EXERCISE REQUIREMENTS -
Extract each line of the material that follows exactly and omit its pictures.

SUPPLIED DATA -
start
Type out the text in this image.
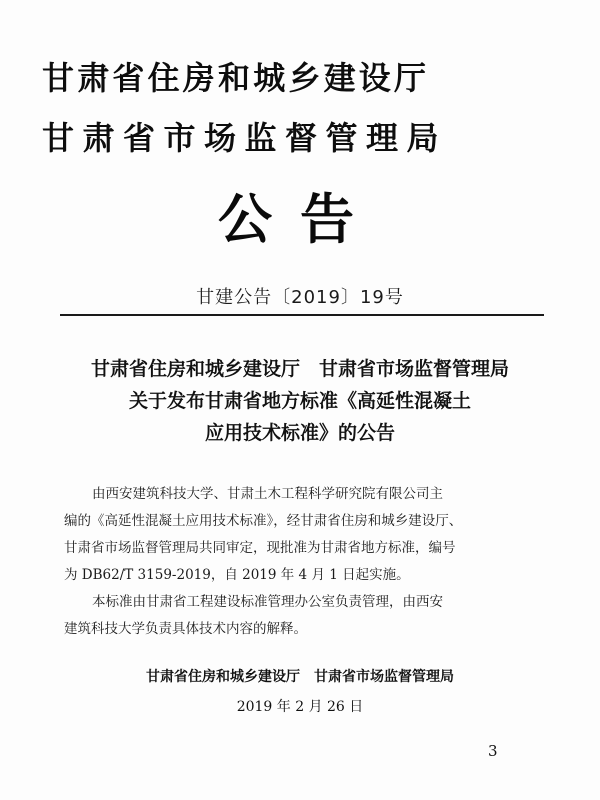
甘肃省住房和城乡建设厅
甘肃省市场监督管理局
公告
甘建公告〔2019〕19号
甘肃省住房和城乡建设厅　甘肃省市场监督管理局
关于发布甘肃省地方标准《高延性混凝土
应用技术标准》的公告
由西安建筑科技大学、甘肃土木工程科学研究院有限公司主
编的《高延性混凝土应用技术标准》，经甘肃省住房和城乡建设厅、
甘肃省市场监督管理局共同审定，现批准为甘肃省地方标准，编号
为 DB62/T 3159-2019，自 2019 年 4 月 1 日起实施。
本标准由甘肃省工程建设标准管理办公室负责管理，由西安
建筑科技大学负责具体技术内容的解释。
甘肃省住房和城乡建设厅　甘肃省市场监督管理局
2019 年 2 月 26 日
3
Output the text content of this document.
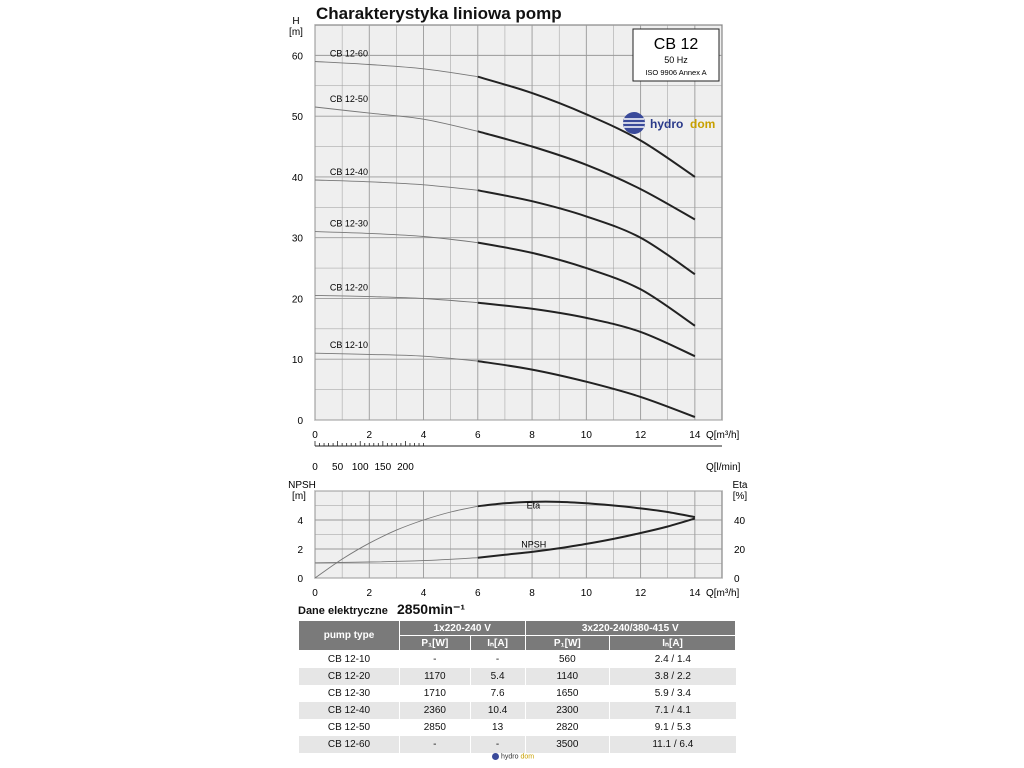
Charakterystyka liniowa pomp
0	2	4	6	8	10	12	14
0
10
20
30
40
50
60
H
[m]
Q[m³/h]
CB 12-60
CB 12-50
CB 12-40
CB 12-30
CB 12-20
CB 12-10
0 50 100 150 200	Q[l/min]
0	2	4	6	8	10	12	14
0
2
4
0
20
40
NPSH
[m]
Eta
[%]
Q[m³/h]
Eta
NPSH
CB 12
50 Hz
ISO 9906 Annex A
hydro dom
Dane elektryczne 2850min⁻¹
pump type	1x220-240 V		3x220-240/380-415 V	
	P₁[W]	Iₙ[A]	P₁[W]	Iₙ[A]
CB 12-10	-	-	560	2.4 / 1.4
CB 12-20	1170	5.4	1140	3.8 / 2.2
CB 12-30	1710	7.6	1650	5.9 / 3.4
CB 12-40	2360	10.4	2300	7.1 / 4.1
CB 12-50	2850	13	2820	9.1 / 5.3
CB 12-60	-	-	3500	11.1 / 6.4
hydro dom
end
COMPLETED EXERCISE -
Type out the text in this image.
甘肃省住房和城乡建设厅
甘肃省市场监督管理局
公告
甘建公告〔2019〕19号
甘肃省住房和城乡建设厅　甘肃省市场监督管理局
关于发布甘肃省地方标准《高延性混凝土
应用技术标准》的公告
由西安建筑科技大学、甘肃土木工程科学研究院有限公司主
编的《高延性混凝土应用技术标准》，经甘肃省住房和城乡建设厅、
甘肃省市场监督管理局共同审定，现批准为甘肃省地方标准，编号
为 DB62/T 3159-2019，自 2019 年 4 月 1 日起实施。
本标准由甘肃省工程建设标准管理办公室负责管理，由西安
建筑科技大学负责具体技术内容的解释。
甘肃省住房和城乡建设厅　甘肃省市场监督管理局
2019 年 2 月 26 日
3
Output the text content of this document.
Charakterystyka liniowa pomp
0	2	4	6	8	10	12	14
0
10
20
30
40
50
60
H
[m]
Q[m³/h]
CB 12-60
CB 12-50
CB 12-40
CB 12-30
CB 12-20
CB 12-10
0 50 100 150 200	Q[l/min]
0	2	4	6	8	10	12	14
0
2
4
0
20
40
NPSH
[m]
Eta
[%]
Q[m³/h]
Eta
NPSH
CB 12
50 Hz
ISO 9906 Annex A
hydro dom
Dane elektryczne 2850min⁻¹
pump type	1x220-240 V		3x220-240/380-415 V	
	P₁[W]	Iₙ[A]	P₁[W]	Iₙ[A]
CB 12-10	-	-	560	2.4 / 1.4
CB 12-20	1170	5.4	1140	3.8 / 2.2
CB 12-30	1710	7.6	1650	5.9 / 3.4
CB 12-40	2360	10.4	2300	7.1 / 4.1
CB 12-50	2850	13	2820	9.1 / 5.3
CB 12-60	-	-	3500	11.1 / 6.4
hydro dom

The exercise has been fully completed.